## [Your instructions]
Only the pictures are omitted; repeat all other data exactly.

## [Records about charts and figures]
▼▼▼

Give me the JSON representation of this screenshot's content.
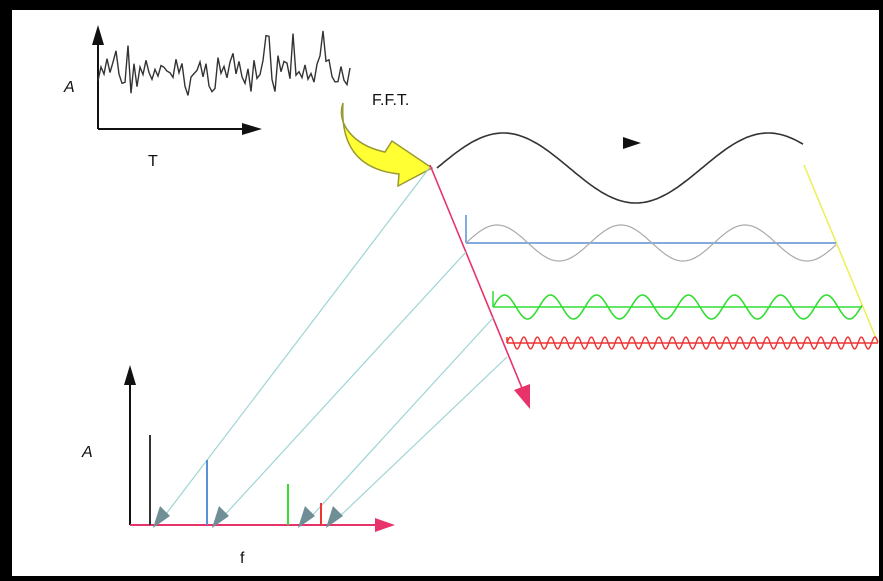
{
  "labels": {
    "time_amplitude": "A",
    "time_axis": "T",
    "fft": "F.F.T.",
    "freq_amplitude": "A",
    "freq_axis": "f"
  },
  "colors": {
    "background": "#ffffff",
    "frame": "#000000",
    "signal": "#333333",
    "fundamental": "#333333",
    "harmonic_blue": "#5b8fd6",
    "harmonic_green": "#33dd33",
    "harmonic_red": "#ee3333",
    "projection": "#9fd4d4",
    "fft_arrow": "#ffff33",
    "diagonal_axis": "#e8336a",
    "yellow_line": "#eeee55",
    "spectrum_axis": "#e8336a",
    "arrowhead": "#6f8e95"
  }
}
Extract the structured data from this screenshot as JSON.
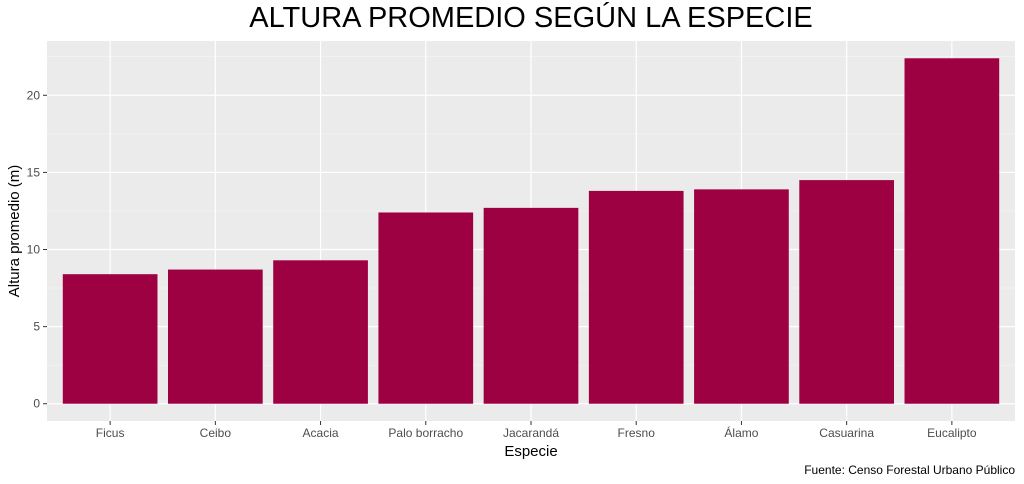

▲▲▲

## [Task output]
Give me the JSON representation of this screenshot's content.
{
  "labels": {
    "time_amplitude": "A",
    "time_axis": "T",
    "fft": "F.F.T.",
    "freq_amplitude": "A",
    "freq_axis": "f"
  },
  "colors": {
    "background": "#ffffff",
    "frame": "#000000",
    "signal": "#333333",
    "fundamental": "#333333",
    "harmonic_blue": "#5b8fd6",
    "harmonic_green": "#33dd33",
    "harmonic_red": "#ee3333",
    "projection": "#9fd4d4",
    "fft_arrow": "#ffff33",
    "diagonal_axis": "#e8336a",
    "yellow_line": "#eeee55",
    "spectrum_axis": "#e8336a",
    "arrowhead": "#6f8e95"
  }
}
Extract the structured data from this screenshot as JSON.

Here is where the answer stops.